* REQUIREMENTS *
Pick out each line containing the string "items".

________________________

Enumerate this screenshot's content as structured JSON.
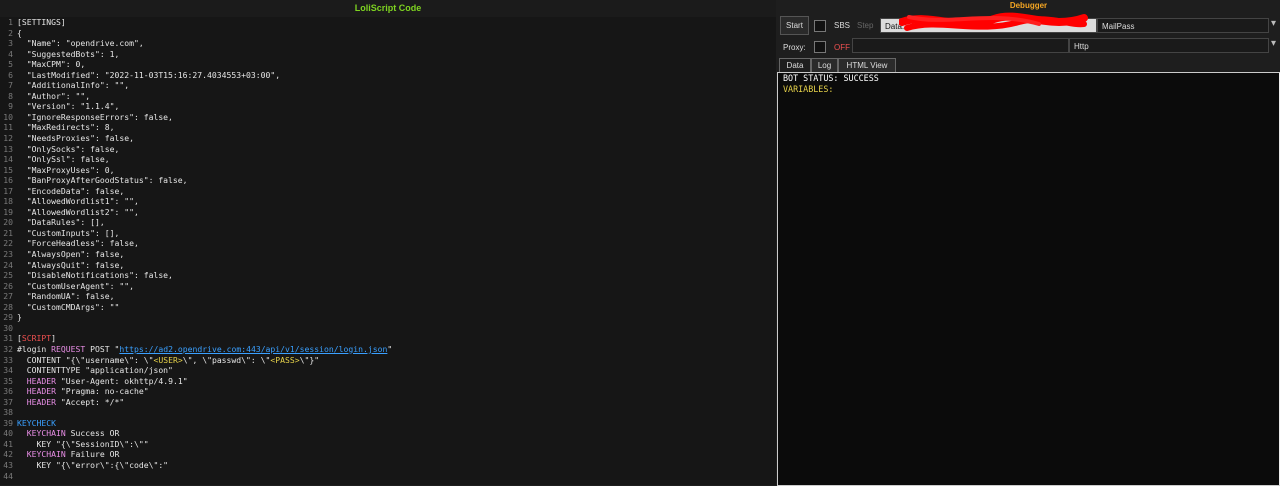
{
  "left_panel": {
    "title": "LoliScript Code"
  },
  "code_lines": [
    {
      "n": "1",
      "tokens": [
        {
          "t": "[SETTINGS]",
          "c": "default"
        }
      ]
    },
    {
      "n": "2",
      "tokens": [
        {
          "t": "{",
          "c": "default"
        }
      ]
    },
    {
      "n": "3",
      "tokens": [
        {
          "t": "  \"Name\": \"opendrive.com\",",
          "c": "default"
        }
      ]
    },
    {
      "n": "4",
      "tokens": [
        {
          "t": "  \"SuggestedBots\": 1,",
          "c": "default"
        }
      ]
    },
    {
      "n": "5",
      "tokens": [
        {
          "t": "  \"MaxCPM\": 0,",
          "c": "default"
        }
      ]
    },
    {
      "n": "6",
      "tokens": [
        {
          "t": "  \"LastModified\": \"2022-11-03T15:16:27.4034553+03:00\",",
          "c": "default"
        }
      ]
    },
    {
      "n": "7",
      "tokens": [
        {
          "t": "  \"AdditionalInfo\": \"\",",
          "c": "default"
        }
      ]
    },
    {
      "n": "8",
      "tokens": [
        {
          "t": "  \"Author\": \"\",",
          "c": "default"
        }
      ]
    },
    {
      "n": "9",
      "tokens": [
        {
          "t": "  \"Version\": \"1.1.4\",",
          "c": "default"
        }
      ]
    },
    {
      "n": "10",
      "tokens": [
        {
          "t": "  \"IgnoreResponseErrors\": false,",
          "c": "default"
        }
      ]
    },
    {
      "n": "11",
      "tokens": [
        {
          "t": "  \"MaxRedirects\": 8,",
          "c": "default"
        }
      ]
    },
    {
      "n": "12",
      "tokens": [
        {
          "t": "  \"NeedsProxies\": false,",
          "c": "default"
        }
      ]
    },
    {
      "n": "13",
      "tokens": [
        {
          "t": "  \"OnlySocks\": false,",
          "c": "default"
        }
      ]
    },
    {
      "n": "14",
      "tokens": [
        {
          "t": "  \"OnlySsl\": false,",
          "c": "default"
        }
      ]
    },
    {
      "n": "15",
      "tokens": [
        {
          "t": "  \"MaxProxyUses\": 0,",
          "c": "default"
        }
      ]
    },
    {
      "n": "16",
      "tokens": [
        {
          "t": "  \"BanProxyAfterGoodStatus\": false,",
          "c": "default"
        }
      ]
    },
    {
      "n": "17",
      "tokens": [
        {
          "t": "  \"EncodeData\": false,",
          "c": "default"
        }
      ]
    },
    {
      "n": "18",
      "tokens": [
        {
          "t": "  \"AllowedWordlist1\": \"\",",
          "c": "default"
        }
      ]
    },
    {
      "n": "19",
      "tokens": [
        {
          "t": "  \"AllowedWordlist2\": \"\",",
          "c": "default"
        }
      ]
    },
    {
      "n": "20",
      "tokens": [
        {
          "t": "  \"DataRules\": [],",
          "c": "default"
        }
      ]
    },
    {
      "n": "21",
      "tokens": [
        {
          "t": "  \"CustomInputs\": [],",
          "c": "default"
        }
      ]
    },
    {
      "n": "22",
      "tokens": [
        {
          "t": "  \"ForceHeadless\": false,",
          "c": "default"
        }
      ]
    },
    {
      "n": "23",
      "tokens": [
        {
          "t": "  \"AlwaysOpen\": false,",
          "c": "default"
        }
      ]
    },
    {
      "n": "24",
      "tokens": [
        {
          "t": "  \"AlwaysQuit\": false,",
          "c": "default"
        }
      ]
    },
    {
      "n": "25",
      "tokens": [
        {
          "t": "  \"DisableNotifications\": false,",
          "c": "default"
        }
      ]
    },
    {
      "n": "26",
      "tokens": [
        {
          "t": "  \"CustomUserAgent\": \"\",",
          "c": "default"
        }
      ]
    },
    {
      "n": "27",
      "tokens": [
        {
          "t": "  \"RandomUA\": false,",
          "c": "default"
        }
      ]
    },
    {
      "n": "28",
      "tokens": [
        {
          "t": "  \"CustomCMDArgs\": \"\"",
          "c": "default"
        }
      ]
    },
    {
      "n": "29",
      "tokens": [
        {
          "t": "}",
          "c": "default"
        }
      ]
    },
    {
      "n": "30",
      "tokens": []
    },
    {
      "n": "31",
      "tokens": [
        {
          "t": "[",
          "c": "default"
        },
        {
          "t": "SCRIPT",
          "c": "red"
        },
        {
          "t": "]",
          "c": "default"
        }
      ]
    },
    {
      "n": "32",
      "tokens": [
        {
          "t": "#login ",
          "c": "default"
        },
        {
          "t": "REQUEST",
          "c": "pink"
        },
        {
          "t": " POST \"",
          "c": "default"
        },
        {
          "t": "https://ad2.opendrive.com:443/api/v1/session/login.json",
          "c": "link"
        },
        {
          "t": "\"",
          "c": "default"
        }
      ]
    },
    {
      "n": "33",
      "tokens": [
        {
          "t": "  CONTENT \"{\\\"username\\\": \\\"",
          "c": "default"
        },
        {
          "t": "<USER>",
          "c": "yellow"
        },
        {
          "t": "\\\", \\\"passwd\\\": \\\"",
          "c": "default"
        },
        {
          "t": "<PASS>",
          "c": "yellow"
        },
        {
          "t": "\\\"}\"",
          "c": "default"
        }
      ]
    },
    {
      "n": "34",
      "tokens": [
        {
          "t": "  CONTENTTYPE \"application/json\"",
          "c": "default"
        }
      ]
    },
    {
      "n": "35",
      "tokens": [
        {
          "t": "  ",
          "c": "default"
        },
        {
          "t": "HEADER",
          "c": "pink"
        },
        {
          "t": " \"User-Agent: okhttp/4.9.1\"",
          "c": "default"
        }
      ]
    },
    {
      "n": "36",
      "tokens": [
        {
          "t": "  ",
          "c": "default"
        },
        {
          "t": "HEADER",
          "c": "pink"
        },
        {
          "t": " \"Pragma: no-cache\"",
          "c": "default"
        }
      ]
    },
    {
      "n": "37",
      "tokens": [
        {
          "t": "  ",
          "c": "default"
        },
        {
          "t": "HEADER",
          "c": "pink"
        },
        {
          "t": " \"Accept: */*\"",
          "c": "default"
        }
      ]
    },
    {
      "n": "38",
      "tokens": []
    },
    {
      "n": "39",
      "tokens": [
        {
          "t": "KEYCHECK",
          "c": "blue"
        }
      ]
    },
    {
      "n": "40",
      "tokens": [
        {
          "t": "  ",
          "c": "default"
        },
        {
          "t": "KEYCHAIN",
          "c": "pink"
        },
        {
          "t": " Success OR",
          "c": "default"
        }
      ]
    },
    {
      "n": "41",
      "tokens": [
        {
          "t": "    KEY \"{\\\"SessionID\\\":\\\"\"",
          "c": "default"
        }
      ]
    },
    {
      "n": "42",
      "tokens": [
        {
          "t": "  ",
          "c": "default"
        },
        {
          "t": "KEYCHAIN",
          "c": "pink"
        },
        {
          "t": " Failure OR",
          "c": "default"
        }
      ]
    },
    {
      "n": "43",
      "tokens": [
        {
          "t": "    KEY \"{\\\"error\\\":{\\\"code\\\":\"",
          "c": "default"
        }
      ]
    },
    {
      "n": "44",
      "tokens": []
    }
  ],
  "debugger": {
    "title": "Debugger",
    "start_label": "Start",
    "sbs_label": "SBS",
    "step_label": "Step",
    "data_label": "Data:",
    "data_value": "",
    "wordlist_type": "MailPass",
    "proxy_label": "Proxy:",
    "proxy_state": "OFF",
    "proxy_value": "",
    "proxy_type": "Http",
    "tabs": [
      "Data",
      "Log",
      "HTML View"
    ],
    "output_lines": [
      {
        "t": "BOT STATUS: SUCCESS",
        "c": "#ffffff"
      },
      {
        "t": "VARIABLES:",
        "c": "#e6d24a"
      }
    ]
  },
  "colors": {
    "left_title": "#7ed321",
    "debugger_title": "#f5a623",
    "redaction": "#ff0000",
    "off": "#f05050"
  }
}
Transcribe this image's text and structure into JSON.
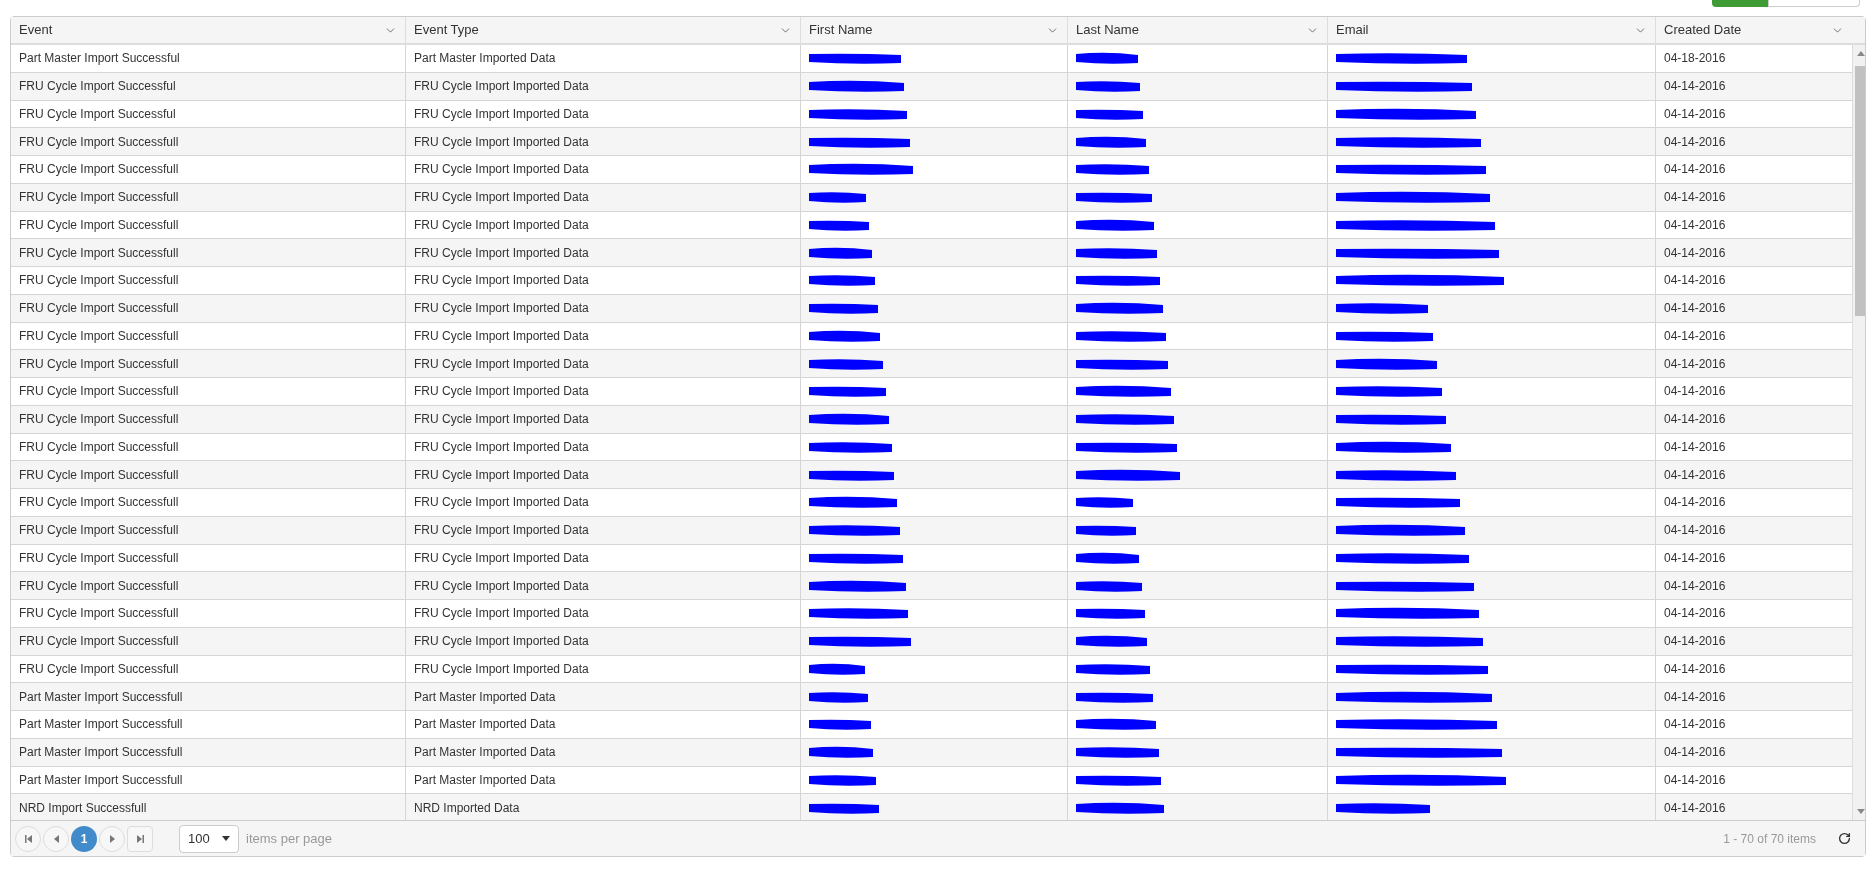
{
  "table": {
    "columns": [
      {
        "label": "Event"
      },
      {
        "label": "Event Type"
      },
      {
        "label": "First Name"
      },
      {
        "label": "Last Name"
      },
      {
        "label": "Email"
      },
      {
        "label": "Created Date"
      }
    ],
    "rows": [
      {
        "event": "Part Master Import Successful",
        "event_type": "Part Master Imported Data",
        "redacted": true,
        "created_date": "04-18-2016"
      },
      {
        "event": "FRU Cycle Import Successful",
        "event_type": "FRU Cycle Import Imported Data",
        "redacted": true,
        "created_date": "04-14-2016"
      },
      {
        "event": "FRU Cycle Import Successful",
        "event_type": "FRU Cycle Import Imported Data",
        "redacted": true,
        "created_date": "04-14-2016"
      },
      {
        "event": "FRU Cycle Import Successfull",
        "event_type": "FRU Cycle Import Imported Data",
        "redacted": true,
        "created_date": "04-14-2016"
      },
      {
        "event": "FRU Cycle Import Successfull",
        "event_type": "FRU Cycle Import Imported Data",
        "redacted": true,
        "created_date": "04-14-2016"
      },
      {
        "event": "FRU Cycle Import Successfull",
        "event_type": "FRU Cycle Import Imported Data",
        "redacted": true,
        "created_date": "04-14-2016"
      },
      {
        "event": "FRU Cycle Import Successfull",
        "event_type": "FRU Cycle Import Imported Data",
        "redacted": true,
        "created_date": "04-14-2016"
      },
      {
        "event": "FRU Cycle Import Successfull",
        "event_type": "FRU Cycle Import Imported Data",
        "redacted": true,
        "created_date": "04-14-2016"
      },
      {
        "event": "FRU Cycle Import Successfull",
        "event_type": "FRU Cycle Import Imported Data",
        "redacted": true,
        "created_date": "04-14-2016"
      },
      {
        "event": "FRU Cycle Import Successfull",
        "event_type": "FRU Cycle Import Imported Data",
        "redacted": true,
        "created_date": "04-14-2016"
      },
      {
        "event": "FRU Cycle Import Successfull",
        "event_type": "FRU Cycle Import Imported Data",
        "redacted": true,
        "created_date": "04-14-2016"
      },
      {
        "event": "FRU Cycle Import Successfull",
        "event_type": "FRU Cycle Import Imported Data",
        "redacted": true,
        "created_date": "04-14-2016"
      },
      {
        "event": "FRU Cycle Import Successfull",
        "event_type": "FRU Cycle Import Imported Data",
        "redacted": true,
        "created_date": "04-14-2016"
      },
      {
        "event": "FRU Cycle Import Successfull",
        "event_type": "FRU Cycle Import Imported Data",
        "redacted": true,
        "created_date": "04-14-2016"
      },
      {
        "event": "FRU Cycle Import Successfull",
        "event_type": "FRU Cycle Import Imported Data",
        "redacted": true,
        "created_date": "04-14-2016"
      },
      {
        "event": "FRU Cycle Import Successfull",
        "event_type": "FRU Cycle Import Imported Data",
        "redacted": true,
        "created_date": "04-14-2016"
      },
      {
        "event": "FRU Cycle Import Successfull",
        "event_type": "FRU Cycle Import Imported Data",
        "redacted": true,
        "created_date": "04-14-2016"
      },
      {
        "event": "FRU Cycle Import Successfull",
        "event_type": "FRU Cycle Import Imported Data",
        "redacted": true,
        "created_date": "04-14-2016"
      },
      {
        "event": "FRU Cycle Import Successfull",
        "event_type": "FRU Cycle Import Imported Data",
        "redacted": true,
        "created_date": "04-14-2016"
      },
      {
        "event": "FRU Cycle Import Successfull",
        "event_type": "FRU Cycle Import Imported Data",
        "redacted": true,
        "created_date": "04-14-2016"
      },
      {
        "event": "FRU Cycle Import Successfull",
        "event_type": "FRU Cycle Import Imported Data",
        "redacted": true,
        "created_date": "04-14-2016"
      },
      {
        "event": "FRU Cycle Import Successfull",
        "event_type": "FRU Cycle Import Imported Data",
        "redacted": true,
        "created_date": "04-14-2016"
      },
      {
        "event": "FRU Cycle Import Successfull",
        "event_type": "FRU Cycle Import Imported Data",
        "redacted": true,
        "created_date": "04-14-2016"
      },
      {
        "event": "Part Master Import Successfull",
        "event_type": "Part Master Imported Data",
        "redacted": true,
        "created_date": "04-14-2016"
      },
      {
        "event": "Part Master Import Successfull",
        "event_type": "Part Master Imported Data",
        "redacted": true,
        "created_date": "04-14-2016"
      },
      {
        "event": "Part Master Import Successfull",
        "event_type": "Part Master Imported Data",
        "redacted": true,
        "created_date": "04-14-2016"
      },
      {
        "event": "Part Master Import Successfull",
        "event_type": "Part Master Imported Data",
        "redacted": true,
        "created_date": "04-14-2016"
      },
      {
        "event": "NRD Import Successfull",
        "event_type": "NRD Imported Data",
        "redacted": true,
        "created_date": "04-14-2016"
      }
    ]
  },
  "pager": {
    "pages": [
      {
        "label": "1",
        "selected": true
      }
    ],
    "page_size": "100",
    "page_size_label": "items per page",
    "summary": "1 - 70 of 70 items"
  }
}
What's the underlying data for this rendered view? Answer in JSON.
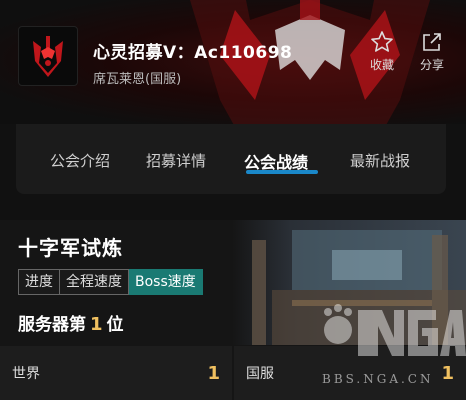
{
  "guild": {
    "title": "心灵招募V：Ac110698",
    "realm": "席瓦莱恩(国服)"
  },
  "actions": [
    {
      "label": "收藏",
      "icon": "star-icon"
    },
    {
      "label": "分享",
      "icon": "share-icon"
    }
  ],
  "tabs": [
    {
      "label": "公会介绍",
      "active": false
    },
    {
      "label": "招募详情",
      "active": false
    },
    {
      "label": "公会战绩",
      "active": true
    },
    {
      "label": "最新战报",
      "active": false
    }
  ],
  "raid": {
    "name": "十字军试炼",
    "filters": [
      {
        "label": "进度",
        "active": false
      },
      {
        "label": "全程速度",
        "active": false
      },
      {
        "label": "Boss速度",
        "active": true
      }
    ],
    "server_rank_prefix": "服务器第",
    "server_rank": "1",
    "server_rank_suffix": "位"
  },
  "rankings": [
    {
      "label": "世界",
      "value": "1"
    },
    {
      "label": "国服",
      "value": "1"
    }
  ],
  "watermark": {
    "text": "BBS.NGA.CN",
    "logo": "NGA"
  },
  "colors": {
    "accent": "#1a88c9",
    "filter_active": "#1a7a73",
    "rank_gold": "#f0c060",
    "horde_red": "#c0161b"
  }
}
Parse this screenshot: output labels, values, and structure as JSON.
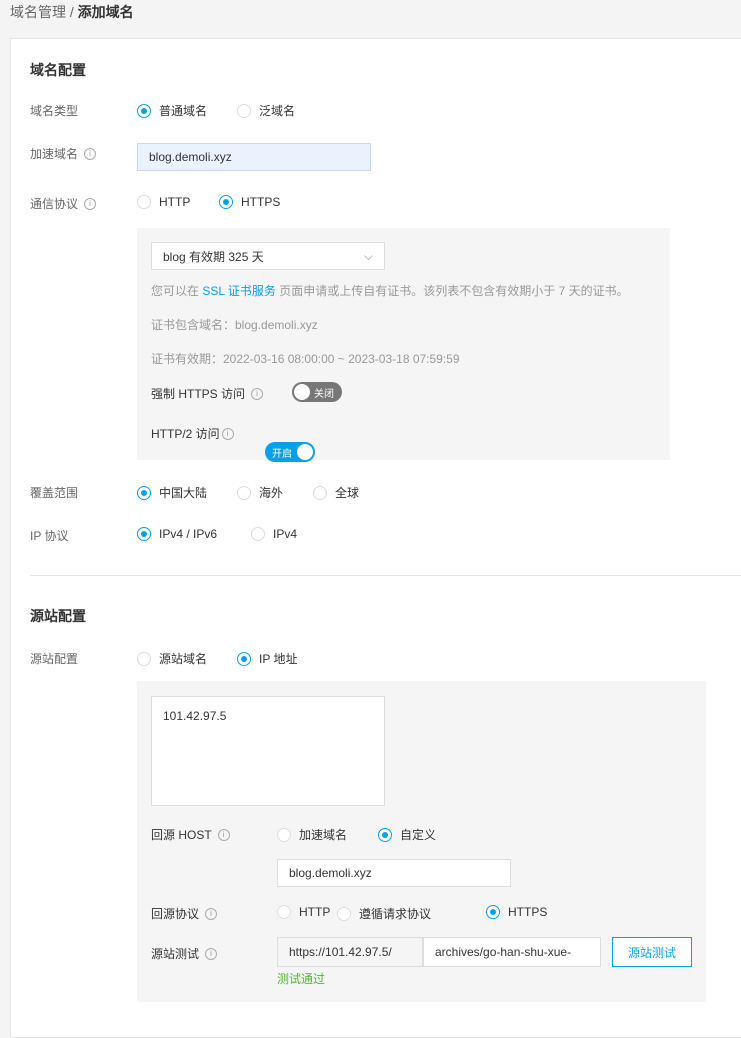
{
  "breadcrumb": {
    "parent": "域名管理",
    "sep": "/",
    "current": "添加域名"
  },
  "domain_config": {
    "title": "域名配置",
    "type": {
      "label": "域名类型",
      "options": [
        "普通域名",
        "泛域名"
      ],
      "selected": 0
    },
    "accel": {
      "label": "加速域名",
      "value": "blog.demoli.xyz"
    },
    "protocol": {
      "label": "通信协议",
      "options": [
        "HTTP",
        "HTTPS"
      ],
      "selected": 1
    },
    "cert": {
      "select": "blog 有效期 325 天",
      "hint_pre": "您可以在",
      "hint_link": "SSL 证书服务",
      "hint_post": "页面申请或上传自有证书。该列表不包含有效期小于 7 天的证书。",
      "domains": "证书包含域名：blog.demoli.xyz",
      "validity": "证书有效期：2022-03-16 08:00:00 ~ 2023-03-18 07:59:59",
      "force_https": {
        "label": "强制 HTTPS 访问",
        "state": "关闭"
      },
      "http2": {
        "label": "HTTP/2 访问",
        "state": "开启"
      }
    },
    "coverage": {
      "label": "覆盖范围",
      "options": [
        "中国大陆",
        "海外",
        "全球"
      ],
      "selected": 0
    },
    "ip": {
      "label": "IP 协议",
      "options": [
        "IPv4 / IPv6",
        "IPv4"
      ],
      "selected": 0
    }
  },
  "origin_config": {
    "title": "源站配置",
    "type": {
      "label": "源站配置",
      "options": [
        "源站域名",
        "IP 地址"
      ],
      "selected": 1
    },
    "ips": "101.42.97.5",
    "host": {
      "label": "回源 HOST",
      "options": [
        "加速域名",
        "自定义"
      ],
      "selected": 1,
      "value": "blog.demoli.xyz"
    },
    "proto": {
      "label": "回源协议",
      "options": [
        "HTTP",
        "遵循请求协议",
        "HTTPS"
      ],
      "selected": 2
    },
    "test": {
      "label": "源站测试",
      "prefix": "https://101.42.97.5/",
      "path": "archives/go-han-shu-xue-",
      "button": "源站测试",
      "result": "测试通过"
    }
  },
  "colors": {
    "accent": "#0aa0e6",
    "success": "#4cb832"
  }
}
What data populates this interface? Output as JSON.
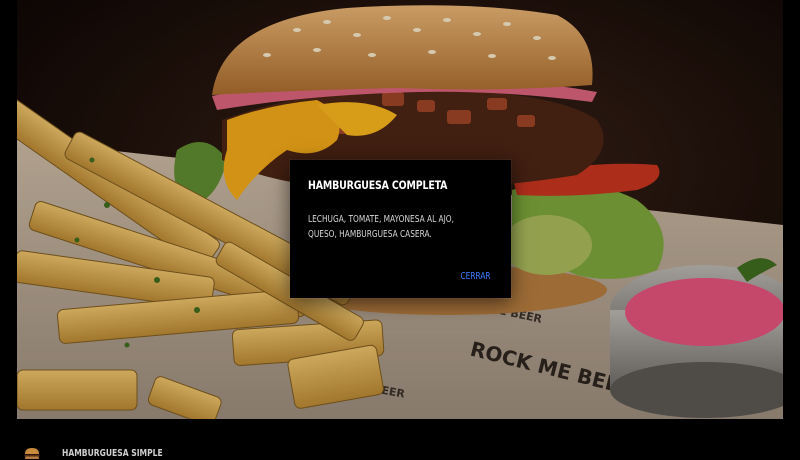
{
  "hero": {
    "image_label": "burger-and-fries-photo",
    "paper_brand_text": "ROCK ME BEER"
  },
  "modal": {
    "title": "HAMBURGUESA COMPLETA",
    "description": "LECHUGA, TOMATE, MAYONESA AL AJO, QUESO, HAMBURGUESA CASERA.",
    "close_label": "CERRAR",
    "accent_color": "#3f7bff"
  },
  "menu": {
    "items": [
      {
        "label": "HAMBURGUESA SIMPLE",
        "icon": "burger-icon"
      }
    ]
  }
}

________________________

* IN RESPONSE *
    "page_size_label": "items per page",
    "summary": "1 - 70 of 70 items"
    "items": [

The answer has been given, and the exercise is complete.